▶ [OBJECTIVE]
What follows is a listing. Return every line of it exactly.

-------- RECORDS PROVIDED

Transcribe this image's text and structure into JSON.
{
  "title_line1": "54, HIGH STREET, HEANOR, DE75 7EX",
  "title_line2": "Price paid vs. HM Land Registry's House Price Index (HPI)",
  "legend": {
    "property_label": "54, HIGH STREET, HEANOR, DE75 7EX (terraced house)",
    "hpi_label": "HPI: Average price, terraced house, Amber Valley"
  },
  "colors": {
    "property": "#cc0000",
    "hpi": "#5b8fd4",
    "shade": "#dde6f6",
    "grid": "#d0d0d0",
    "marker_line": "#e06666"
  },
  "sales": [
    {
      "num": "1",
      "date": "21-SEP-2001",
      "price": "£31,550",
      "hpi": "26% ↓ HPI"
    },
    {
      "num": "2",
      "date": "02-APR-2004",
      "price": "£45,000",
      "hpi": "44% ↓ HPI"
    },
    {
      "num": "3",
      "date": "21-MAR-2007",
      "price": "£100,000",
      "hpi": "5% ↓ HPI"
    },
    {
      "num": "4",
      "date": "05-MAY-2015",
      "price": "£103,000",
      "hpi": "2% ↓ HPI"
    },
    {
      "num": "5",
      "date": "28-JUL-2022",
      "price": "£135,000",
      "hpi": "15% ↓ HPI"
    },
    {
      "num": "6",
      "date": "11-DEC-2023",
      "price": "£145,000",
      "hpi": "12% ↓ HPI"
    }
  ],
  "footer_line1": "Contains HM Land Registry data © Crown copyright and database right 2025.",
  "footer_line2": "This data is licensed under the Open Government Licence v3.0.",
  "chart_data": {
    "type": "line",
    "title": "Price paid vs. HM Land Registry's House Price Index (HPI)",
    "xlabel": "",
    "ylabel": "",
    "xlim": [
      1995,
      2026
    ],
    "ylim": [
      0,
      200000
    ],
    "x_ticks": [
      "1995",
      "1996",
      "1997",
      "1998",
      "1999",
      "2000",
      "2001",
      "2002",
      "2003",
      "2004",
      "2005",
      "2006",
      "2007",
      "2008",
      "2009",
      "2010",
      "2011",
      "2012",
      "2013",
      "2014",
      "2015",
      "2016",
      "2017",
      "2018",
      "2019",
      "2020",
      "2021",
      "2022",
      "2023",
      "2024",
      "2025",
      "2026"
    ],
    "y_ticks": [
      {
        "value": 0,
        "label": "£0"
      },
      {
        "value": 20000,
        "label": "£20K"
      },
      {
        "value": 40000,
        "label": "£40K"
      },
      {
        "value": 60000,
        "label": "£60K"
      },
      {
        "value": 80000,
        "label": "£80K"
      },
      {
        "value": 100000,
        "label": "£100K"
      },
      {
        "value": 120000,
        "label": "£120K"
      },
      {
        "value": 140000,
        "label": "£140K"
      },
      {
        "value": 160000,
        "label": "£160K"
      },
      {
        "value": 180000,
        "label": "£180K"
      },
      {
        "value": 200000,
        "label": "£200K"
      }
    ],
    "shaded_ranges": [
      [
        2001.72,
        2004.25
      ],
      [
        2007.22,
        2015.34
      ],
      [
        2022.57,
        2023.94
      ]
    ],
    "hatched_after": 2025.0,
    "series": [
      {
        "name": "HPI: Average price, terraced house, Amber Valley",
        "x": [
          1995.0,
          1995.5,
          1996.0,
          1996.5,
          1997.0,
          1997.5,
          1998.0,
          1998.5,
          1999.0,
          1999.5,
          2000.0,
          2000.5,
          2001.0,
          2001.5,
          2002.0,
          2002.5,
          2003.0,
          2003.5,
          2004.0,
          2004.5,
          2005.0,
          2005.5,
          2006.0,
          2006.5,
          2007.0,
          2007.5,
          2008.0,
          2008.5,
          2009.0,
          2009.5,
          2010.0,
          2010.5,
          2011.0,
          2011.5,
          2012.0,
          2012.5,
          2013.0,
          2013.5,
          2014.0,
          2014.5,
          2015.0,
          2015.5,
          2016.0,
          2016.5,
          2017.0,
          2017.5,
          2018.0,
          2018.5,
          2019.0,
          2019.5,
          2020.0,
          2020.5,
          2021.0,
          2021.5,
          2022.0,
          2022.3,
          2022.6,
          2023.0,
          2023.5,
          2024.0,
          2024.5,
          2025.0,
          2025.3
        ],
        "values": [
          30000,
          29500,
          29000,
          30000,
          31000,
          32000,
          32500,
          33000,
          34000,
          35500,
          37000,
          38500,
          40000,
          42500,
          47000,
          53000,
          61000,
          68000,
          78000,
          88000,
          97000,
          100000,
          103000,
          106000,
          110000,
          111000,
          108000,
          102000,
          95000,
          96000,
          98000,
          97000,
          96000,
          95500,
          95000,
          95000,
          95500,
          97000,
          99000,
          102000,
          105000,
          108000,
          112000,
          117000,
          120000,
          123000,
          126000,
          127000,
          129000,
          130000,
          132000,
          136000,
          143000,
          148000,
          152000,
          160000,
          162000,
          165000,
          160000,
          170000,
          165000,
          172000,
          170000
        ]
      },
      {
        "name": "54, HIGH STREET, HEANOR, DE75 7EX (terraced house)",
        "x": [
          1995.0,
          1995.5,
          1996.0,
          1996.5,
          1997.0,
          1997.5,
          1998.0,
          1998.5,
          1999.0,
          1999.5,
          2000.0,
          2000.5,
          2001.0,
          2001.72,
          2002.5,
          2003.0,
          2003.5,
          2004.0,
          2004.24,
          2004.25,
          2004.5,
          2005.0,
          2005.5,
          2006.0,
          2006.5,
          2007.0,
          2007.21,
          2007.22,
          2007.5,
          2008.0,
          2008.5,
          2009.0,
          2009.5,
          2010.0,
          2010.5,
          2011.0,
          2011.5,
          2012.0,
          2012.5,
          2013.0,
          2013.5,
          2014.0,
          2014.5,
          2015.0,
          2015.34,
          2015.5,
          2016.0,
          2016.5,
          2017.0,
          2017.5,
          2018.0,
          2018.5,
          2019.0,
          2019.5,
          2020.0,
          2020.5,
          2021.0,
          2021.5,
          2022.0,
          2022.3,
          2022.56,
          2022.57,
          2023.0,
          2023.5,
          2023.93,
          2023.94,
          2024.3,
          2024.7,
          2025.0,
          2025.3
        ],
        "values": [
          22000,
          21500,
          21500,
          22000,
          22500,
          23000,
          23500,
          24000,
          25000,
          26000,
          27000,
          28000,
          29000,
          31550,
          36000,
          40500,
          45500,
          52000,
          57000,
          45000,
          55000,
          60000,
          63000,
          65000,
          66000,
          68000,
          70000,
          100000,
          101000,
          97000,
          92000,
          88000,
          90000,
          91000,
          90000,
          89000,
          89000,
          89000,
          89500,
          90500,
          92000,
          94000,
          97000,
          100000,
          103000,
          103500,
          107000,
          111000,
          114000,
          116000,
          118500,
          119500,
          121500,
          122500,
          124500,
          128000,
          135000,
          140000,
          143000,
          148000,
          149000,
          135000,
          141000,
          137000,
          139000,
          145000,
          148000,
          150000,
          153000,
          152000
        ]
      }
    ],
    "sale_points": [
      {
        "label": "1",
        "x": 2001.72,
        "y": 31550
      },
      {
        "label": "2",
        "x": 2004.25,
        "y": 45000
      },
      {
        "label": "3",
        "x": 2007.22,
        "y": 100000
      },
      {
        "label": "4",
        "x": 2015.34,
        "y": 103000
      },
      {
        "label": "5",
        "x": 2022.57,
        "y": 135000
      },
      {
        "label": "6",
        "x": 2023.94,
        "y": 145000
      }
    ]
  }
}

----------------

▶ [EXERCISE RESPONSE]
Transcribe this image's text and structure into JSON.
{
  "title_line1": "54, HIGH STREET, HEANOR, DE75 7EX",
  "title_line2": "Price paid vs. HM Land Registry's House Price Index (HPI)",
  "legend": {
    "property_label": "54, HIGH STREET, HEANOR, DE75 7EX (terraced house)",
    "hpi_label": "HPI: Average price, terraced house, Amber Valley"
  },
  "colors": {
    "property": "#cc0000",
    "hpi": "#5b8fd4",
    "shade": "#dde6f6",
    "grid": "#d0d0d0",
    "marker_line": "#e06666"
  },
  "sales": [
    {
      "num": "1",
      "date": "21-SEP-2001",
      "price": "£31,550",
      "hpi": "26% ↓ HPI"
    },
    {
      "num": "2",
      "date": "02-APR-2004",
      "price": "£45,000",
      "hpi": "44% ↓ HPI"
    },
    {
      "num": "3",
      "date": "21-MAR-2007",
      "price": "£100,000",
      "hpi": "5% ↓ HPI"
    },
    {
      "num": "4",
      "date": "05-MAY-2015",
      "price": "£103,000",
      "hpi": "2% ↓ HPI"
    },
    {
      "num": "5",
      "date": "28-JUL-2022",
      "price": "£135,000",
      "hpi": "15% ↓ HPI"
    },
    {
      "num": "6",
      "date": "11-DEC-2023",
      "price": "£145,000",
      "hpi": "12% ↓ HPI"
    }
  ],
  "footer_line1": "Contains HM Land Registry data © Crown copyright and database right 2025.",
  "footer_line2": "This data is licensed under the Open Government Licence v3.0.",
  "chart_data": {
    "type": "line",
    "title": "Price paid vs. HM Land Registry's House Price Index (HPI)",
    "xlabel": "",
    "ylabel": "",
    "xlim": [
      1995,
      2026
    ],
    "ylim": [
      0,
      200000
    ],
    "x_ticks": [
      "1995",
      "1996",
      "1997",
      "1998",
      "1999",
      "2000",
      "2001",
      "2002",
      "2003",
      "2004",
      "2005",
      "2006",
      "2007",
      "2008",
      "2009",
      "2010",
      "2011",
      "2012",
      "2013",
      "2014",
      "2015",
      "2016",
      "2017",
      "2018",
      "2019",
      "2020",
      "2021",
      "2022",
      "2023",
      "2024",
      "2025",
      "2026"
    ],
    "y_ticks": [
      {
        "value": 0,
        "label": "£0"
      },
      {
        "value": 20000,
        "label": "£20K"
      },
      {
        "value": 40000,
        "label": "£40K"
      },
      {
        "value": 60000,
        "label": "£60K"
      },
      {
        "value": 80000,
        "label": "£80K"
      },
      {
        "value": 100000,
        "label": "£100K"
      },
      {
        "value": 120000,
        "label": "£120K"
      },
      {
        "value": 140000,
        "label": "£140K"
      },
      {
        "value": 160000,
        "label": "£160K"
      },
      {
        "value": 180000,
        "label": "£180K"
      },
      {
        "value": 200000,
        "label": "£200K"
      }
    ],
    "shaded_ranges": [
      [
        2001.72,
        2004.25
      ],
      [
        2007.22,
        2015.34
      ],
      [
        2022.57,
        2023.94
      ]
    ],
    "hatched_after": 2025.0,
    "series": [
      {
        "name": "HPI: Average price, terraced house, Amber Valley",
        "x": [
          1995.0,
          1995.5,
          1996.0,
          1996.5,
          1997.0,
          1997.5,
          1998.0,
          1998.5,
          1999.0,
          1999.5,
          2000.0,
          2000.5,
          2001.0,
          2001.5,
          2002.0,
          2002.5,
          2003.0,
          2003.5,
          2004.0,
          2004.5,
          2005.0,
          2005.5,
          2006.0,
          2006.5,
          2007.0,
          2007.5,
          2008.0,
          2008.5,
          2009.0,
          2009.5,
          2010.0,
          2010.5,
          2011.0,
          2011.5,
          2012.0,
          2012.5,
          2013.0,
          2013.5,
          2014.0,
          2014.5,
          2015.0,
          2015.5,
          2016.0,
          2016.5,
          2017.0,
          2017.5,
          2018.0,
          2018.5,
          2019.0,
          2019.5,
          2020.0,
          2020.5,
          2021.0,
          2021.5,
          2022.0,
          2022.3,
          2022.6,
          2023.0,
          2023.5,
          2024.0,
          2024.5,
          2025.0,
          2025.3
        ],
        "values": [
          30000,
          29500,
          29000,
          30000,
          31000,
          32000,
          32500,
          33000,
          34000,
          35500,
          37000,
          38500,
          40000,
          42500,
          47000,
          53000,
          61000,
          68000,
          78000,
          88000,
          97000,
          100000,
          103000,
          106000,
          110000,
          111000,
          108000,
          102000,
          95000,
          96000,
          98000,
          97000,
          96000,
          95500,
          95000,
          95000,
          95500,
          97000,
          99000,
          102000,
          105000,
          108000,
          112000,
          117000,
          120000,
          123000,
          126000,
          127000,
          129000,
          130000,
          132000,
          136000,
          143000,
          148000,
          152000,
          160000,
          162000,
          165000,
          160000,
          170000,
          165000,
          172000,
          170000
        ]
      },
      {
        "name": "54, HIGH STREET, HEANOR, DE75 7EX (terraced house)",
        "x": [
          1995.0,
          1995.5,
          1996.0,
          1996.5,
          1997.0,
          1997.5,
          1998.0,
          1998.5,
          1999.0,
          1999.5,
          2000.0,
          2000.5,
          2001.0,
          2001.72,
          2002.5,
          2003.0,
          2003.5,
          2004.0,
          2004.24,
          2004.25,
          2004.5,
          2005.0,
          2005.5,
          2006.0,
          2006.5,
          2007.0,
          2007.21,
          2007.22,
          2007.5,
          2008.0,
          2008.5,
          2009.0,
          2009.5,
          2010.0,
          2010.5,
          2011.0,
          2011.5,
          2012.0,
          2012.5,
          2013.0,
          2013.5,
          2014.0,
          2014.5,
          2015.0,
          2015.34,
          2015.5,
          2016.0,
          2016.5,
          2017.0,
          2017.5,
          2018.0,
          2018.5,
          2019.0,
          2019.5,
          2020.0,
          2020.5,
          2021.0,
          2021.5,
          2022.0,
          2022.3,
          2022.56,
          2022.57,
          2023.0,
          2023.5,
          2023.93,
          2023.94,
          2024.3,
          2024.7,
          2025.0,
          2025.3
        ],
        "values": [
          22000,
          21500,
          21500,
          22000,
          22500,
          23000,
          23500,
          24000,
          25000,
          26000,
          27000,
          28000,
          29000,
          31550,
          36000,
          40500,
          45500,
          52000,
          57000,
          45000,
          55000,
          60000,
          63000,
          65000,
          66000,
          68000,
          70000,
          100000,
          101000,
          97000,
          92000,
          88000,
          90000,
          91000,
          90000,
          89000,
          89000,
          89000,
          89500,
          90500,
          92000,
          94000,
          97000,
          100000,
          103000,
          103500,
          107000,
          111000,
          114000,
          116000,
          118500,
          119500,
          121500,
          122500,
          124500,
          128000,
          135000,
          140000,
          143000,
          148000,
          149000,
          135000,
          141000,
          137000,
          139000,
          145000,
          148000,
          150000,
          153000,
          152000
        ]
      }
    ],
    "sale_points": [
      {
        "label": "1",
        "x": 2001.72,
        "y": 31550
      },
      {
        "label": "2",
        "x": 2004.25,
        "y": 45000
      },
      {
        "label": "3",
        "x": 2007.22,
        "y": 100000
      },
      {
        "label": "4",
        "x": 2015.34,
        "y": 103000
      },
      {
        "label": "5",
        "x": 2022.57,
        "y": 135000
      },
      {
        "label": "6",
        "x": 2023.94,
        "y": 145000
      }
    ]
  }
}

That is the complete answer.